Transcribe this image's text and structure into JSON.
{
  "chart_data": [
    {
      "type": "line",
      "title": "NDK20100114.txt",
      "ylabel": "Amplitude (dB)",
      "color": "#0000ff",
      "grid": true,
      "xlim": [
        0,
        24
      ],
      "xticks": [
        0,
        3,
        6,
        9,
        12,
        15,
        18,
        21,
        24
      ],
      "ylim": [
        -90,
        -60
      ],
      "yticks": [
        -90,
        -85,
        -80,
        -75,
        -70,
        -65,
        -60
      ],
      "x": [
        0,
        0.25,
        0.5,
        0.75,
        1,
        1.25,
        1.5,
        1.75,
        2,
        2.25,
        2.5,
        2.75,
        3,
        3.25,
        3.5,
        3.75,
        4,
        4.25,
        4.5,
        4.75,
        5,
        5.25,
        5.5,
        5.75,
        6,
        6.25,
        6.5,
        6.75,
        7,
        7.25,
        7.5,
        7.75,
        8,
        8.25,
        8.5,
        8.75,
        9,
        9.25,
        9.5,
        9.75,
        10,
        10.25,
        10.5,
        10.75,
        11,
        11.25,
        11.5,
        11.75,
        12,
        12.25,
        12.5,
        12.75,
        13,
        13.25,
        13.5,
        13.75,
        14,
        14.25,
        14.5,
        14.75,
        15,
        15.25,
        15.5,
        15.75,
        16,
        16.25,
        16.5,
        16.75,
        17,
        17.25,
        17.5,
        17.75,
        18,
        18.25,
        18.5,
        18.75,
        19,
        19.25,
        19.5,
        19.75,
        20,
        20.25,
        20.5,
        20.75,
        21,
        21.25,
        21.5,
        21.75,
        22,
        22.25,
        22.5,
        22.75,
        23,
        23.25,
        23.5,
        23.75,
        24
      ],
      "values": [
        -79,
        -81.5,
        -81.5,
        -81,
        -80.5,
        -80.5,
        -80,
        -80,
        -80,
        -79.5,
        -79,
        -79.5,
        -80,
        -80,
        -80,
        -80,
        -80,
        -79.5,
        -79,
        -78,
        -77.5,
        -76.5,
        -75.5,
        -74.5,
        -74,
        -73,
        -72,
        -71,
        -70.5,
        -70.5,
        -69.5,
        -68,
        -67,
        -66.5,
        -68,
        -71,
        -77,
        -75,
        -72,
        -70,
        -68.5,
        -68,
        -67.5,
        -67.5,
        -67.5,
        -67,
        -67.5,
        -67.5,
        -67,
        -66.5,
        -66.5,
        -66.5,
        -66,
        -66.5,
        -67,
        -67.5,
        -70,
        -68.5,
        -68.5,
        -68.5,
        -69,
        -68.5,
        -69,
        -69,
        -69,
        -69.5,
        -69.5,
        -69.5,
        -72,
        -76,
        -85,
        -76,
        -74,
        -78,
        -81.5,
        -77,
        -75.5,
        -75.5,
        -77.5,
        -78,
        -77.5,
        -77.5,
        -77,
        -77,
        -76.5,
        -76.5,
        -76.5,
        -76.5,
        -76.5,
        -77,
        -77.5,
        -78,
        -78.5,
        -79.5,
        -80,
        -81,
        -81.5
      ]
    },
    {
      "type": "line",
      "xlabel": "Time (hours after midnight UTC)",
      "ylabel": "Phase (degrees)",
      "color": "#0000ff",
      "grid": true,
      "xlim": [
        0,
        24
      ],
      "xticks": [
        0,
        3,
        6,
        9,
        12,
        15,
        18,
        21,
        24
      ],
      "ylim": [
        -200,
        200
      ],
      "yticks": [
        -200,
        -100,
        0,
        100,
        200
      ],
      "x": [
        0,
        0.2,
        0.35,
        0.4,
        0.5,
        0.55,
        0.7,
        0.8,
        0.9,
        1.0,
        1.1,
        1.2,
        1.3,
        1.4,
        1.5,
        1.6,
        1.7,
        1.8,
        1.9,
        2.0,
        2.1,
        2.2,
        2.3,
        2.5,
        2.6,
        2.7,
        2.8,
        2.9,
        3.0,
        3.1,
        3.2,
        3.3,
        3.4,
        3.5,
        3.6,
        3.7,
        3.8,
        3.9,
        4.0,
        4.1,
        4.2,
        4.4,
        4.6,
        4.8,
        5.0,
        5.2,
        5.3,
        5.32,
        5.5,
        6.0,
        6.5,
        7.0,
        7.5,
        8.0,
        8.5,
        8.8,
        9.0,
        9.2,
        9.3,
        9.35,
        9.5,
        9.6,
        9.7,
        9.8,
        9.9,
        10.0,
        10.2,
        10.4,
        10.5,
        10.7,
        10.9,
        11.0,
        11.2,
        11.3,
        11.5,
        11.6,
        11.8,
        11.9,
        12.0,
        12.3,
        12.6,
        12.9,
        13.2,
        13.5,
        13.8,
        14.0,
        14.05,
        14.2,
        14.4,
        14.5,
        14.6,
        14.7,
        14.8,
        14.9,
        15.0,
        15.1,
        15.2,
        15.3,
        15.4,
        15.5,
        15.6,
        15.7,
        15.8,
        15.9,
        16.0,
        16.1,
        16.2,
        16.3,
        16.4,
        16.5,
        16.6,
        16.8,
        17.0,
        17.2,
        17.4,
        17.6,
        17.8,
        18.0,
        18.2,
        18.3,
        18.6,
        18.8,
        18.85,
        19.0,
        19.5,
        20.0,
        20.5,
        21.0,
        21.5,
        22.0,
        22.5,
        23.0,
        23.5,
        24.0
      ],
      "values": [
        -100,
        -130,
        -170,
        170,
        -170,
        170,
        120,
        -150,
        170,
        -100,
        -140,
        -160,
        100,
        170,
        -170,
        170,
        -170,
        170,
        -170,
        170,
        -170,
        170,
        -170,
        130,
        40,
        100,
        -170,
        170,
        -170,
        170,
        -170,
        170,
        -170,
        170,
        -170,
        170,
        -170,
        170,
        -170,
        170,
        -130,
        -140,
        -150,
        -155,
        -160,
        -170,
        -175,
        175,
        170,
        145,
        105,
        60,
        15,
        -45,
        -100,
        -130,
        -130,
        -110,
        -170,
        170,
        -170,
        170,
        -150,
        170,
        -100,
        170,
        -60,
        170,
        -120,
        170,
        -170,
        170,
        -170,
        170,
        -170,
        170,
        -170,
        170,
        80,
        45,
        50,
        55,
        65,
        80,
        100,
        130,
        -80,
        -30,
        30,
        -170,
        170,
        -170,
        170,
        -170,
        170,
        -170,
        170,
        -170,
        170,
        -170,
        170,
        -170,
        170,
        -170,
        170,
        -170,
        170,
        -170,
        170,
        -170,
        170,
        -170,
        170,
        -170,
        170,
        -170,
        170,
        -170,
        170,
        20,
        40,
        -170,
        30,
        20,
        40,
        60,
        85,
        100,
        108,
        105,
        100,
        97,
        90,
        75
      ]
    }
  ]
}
··········
Send back all of the entries exactly, with nothing missing.

Complete response:
Transcribe this image's text and structure into JSON.
{
  "chart_data": [
    {
      "type": "line",
      "title": "NDK20100114.txt",
      "ylabel": "Amplitude (dB)",
      "color": "#0000ff",
      "grid": true,
      "xlim": [
        0,
        24
      ],
      "xticks": [
        0,
        3,
        6,
        9,
        12,
        15,
        18,
        21,
        24
      ],
      "ylim": [
        -90,
        -60
      ],
      "yticks": [
        -90,
        -85,
        -80,
        -75,
        -70,
        -65,
        -60
      ],
      "x": [
        0,
        0.25,
        0.5,
        0.75,
        1,
        1.25,
        1.5,
        1.75,
        2,
        2.25,
        2.5,
        2.75,
        3,
        3.25,
        3.5,
        3.75,
        4,
        4.25,
        4.5,
        4.75,
        5,
        5.25,
        5.5,
        5.75,
        6,
        6.25,
        6.5,
        6.75,
        7,
        7.25,
        7.5,
        7.75,
        8,
        8.25,
        8.5,
        8.75,
        9,
        9.25,
        9.5,
        9.75,
        10,
        10.25,
        10.5,
        10.75,
        11,
        11.25,
        11.5,
        11.75,
        12,
        12.25,
        12.5,
        12.75,
        13,
        13.25,
        13.5,
        13.75,
        14,
        14.25,
        14.5,
        14.75,
        15,
        15.25,
        15.5,
        15.75,
        16,
        16.25,
        16.5,
        16.75,
        17,
        17.25,
        17.5,
        17.75,
        18,
        18.25,
        18.5,
        18.75,
        19,
        19.25,
        19.5,
        19.75,
        20,
        20.25,
        20.5,
        20.75,
        21,
        21.25,
        21.5,
        21.75,
        22,
        22.25,
        22.5,
        22.75,
        23,
        23.25,
        23.5,
        23.75,
        24
      ],
      "values": [
        -79,
        -81.5,
        -81.5,
        -81,
        -80.5,
        -80.5,
        -80,
        -80,
        -80,
        -79.5,
        -79,
        -79.5,
        -80,
        -80,
        -80,
        -80,
        -80,
        -79.5,
        -79,
        -78,
        -77.5,
        -76.5,
        -75.5,
        -74.5,
        -74,
        -73,
        -72,
        -71,
        -70.5,
        -70.5,
        -69.5,
        -68,
        -67,
        -66.5,
        -68,
        -71,
        -77,
        -75,
        -72,
        -70,
        -68.5,
        -68,
        -67.5,
        -67.5,
        -67.5,
        -67,
        -67.5,
        -67.5,
        -67,
        -66.5,
        -66.5,
        -66.5,
        -66,
        -66.5,
        -67,
        -67.5,
        -70,
        -68.5,
        -68.5,
        -68.5,
        -69,
        -68.5,
        -69,
        -69,
        -69,
        -69.5,
        -69.5,
        -69.5,
        -72,
        -76,
        -85,
        -76,
        -74,
        -78,
        -81.5,
        -77,
        -75.5,
        -75.5,
        -77.5,
        -78,
        -77.5,
        -77.5,
        -77,
        -77,
        -76.5,
        -76.5,
        -76.5,
        -76.5,
        -76.5,
        -77,
        -77.5,
        -78,
        -78.5,
        -79.5,
        -80,
        -81,
        -81.5
      ]
    },
    {
      "type": "line",
      "xlabel": "Time (hours after midnight UTC)",
      "ylabel": "Phase (degrees)",
      "color": "#0000ff",
      "grid": true,
      "xlim": [
        0,
        24
      ],
      "xticks": [
        0,
        3,
        6,
        9,
        12,
        15,
        18,
        21,
        24
      ],
      "ylim": [
        -200,
        200
      ],
      "yticks": [
        -200,
        -100,
        0,
        100,
        200
      ],
      "x": [
        0,
        0.2,
        0.35,
        0.4,
        0.5,
        0.55,
        0.7,
        0.8,
        0.9,
        1.0,
        1.1,
        1.2,
        1.3,
        1.4,
        1.5,
        1.6,
        1.7,
        1.8,
        1.9,
        2.0,
        2.1,
        2.2,
        2.3,
        2.5,
        2.6,
        2.7,
        2.8,
        2.9,
        3.0,
        3.1,
        3.2,
        3.3,
        3.4,
        3.5,
        3.6,
        3.7,
        3.8,
        3.9,
        4.0,
        4.1,
        4.2,
        4.4,
        4.6,
        4.8,
        5.0,
        5.2,
        5.3,
        5.32,
        5.5,
        6.0,
        6.5,
        7.0,
        7.5,
        8.0,
        8.5,
        8.8,
        9.0,
        9.2,
        9.3,
        9.35,
        9.5,
        9.6,
        9.7,
        9.8,
        9.9,
        10.0,
        10.2,
        10.4,
        10.5,
        10.7,
        10.9,
        11.0,
        11.2,
        11.3,
        11.5,
        11.6,
        11.8,
        11.9,
        12.0,
        12.3,
        12.6,
        12.9,
        13.2,
        13.5,
        13.8,
        14.0,
        14.05,
        14.2,
        14.4,
        14.5,
        14.6,
        14.7,
        14.8,
        14.9,
        15.0,
        15.1,
        15.2,
        15.3,
        15.4,
        15.5,
        15.6,
        15.7,
        15.8,
        15.9,
        16.0,
        16.1,
        16.2,
        16.3,
        16.4,
        16.5,
        16.6,
        16.8,
        17.0,
        17.2,
        17.4,
        17.6,
        17.8,
        18.0,
        18.2,
        18.3,
        18.6,
        18.8,
        18.85,
        19.0,
        19.5,
        20.0,
        20.5,
        21.0,
        21.5,
        22.0,
        22.5,
        23.0,
        23.5,
        24.0
      ],
      "values": [
        -100,
        -130,
        -170,
        170,
        -170,
        170,
        120,
        -150,
        170,
        -100,
        -140,
        -160,
        100,
        170,
        -170,
        170,
        -170,
        170,
        -170,
        170,
        -170,
        170,
        -170,
        130,
        40,
        100,
        -170,
        170,
        -170,
        170,
        -170,
        170,
        -170,
        170,
        -170,
        170,
        -170,
        170,
        -170,
        170,
        -130,
        -140,
        -150,
        -155,
        -160,
        -170,
        -175,
        175,
        170,
        145,
        105,
        60,
        15,
        -45,
        -100,
        -130,
        -130,
        -110,
        -170,
        170,
        -170,
        170,
        -150,
        170,
        -100,
        170,
        -60,
        170,
        -120,
        170,
        -170,
        170,
        -170,
        170,
        -170,
        170,
        -170,
        170,
        80,
        45,
        50,
        55,
        65,
        80,
        100,
        130,
        -80,
        -30,
        30,
        -170,
        170,
        -170,
        170,
        -170,
        170,
        -170,
        170,
        -170,
        170,
        -170,
        170,
        -170,
        170,
        -170,
        170,
        -170,
        170,
        -170,
        170,
        -170,
        170,
        -170,
        170,
        -170,
        170,
        -170,
        170,
        -170,
        170,
        20,
        40,
        -170,
        30,
        20,
        40,
        60,
        85,
        100,
        108,
        105,
        100,
        97,
        90,
        75
      ]
    }
  ]
}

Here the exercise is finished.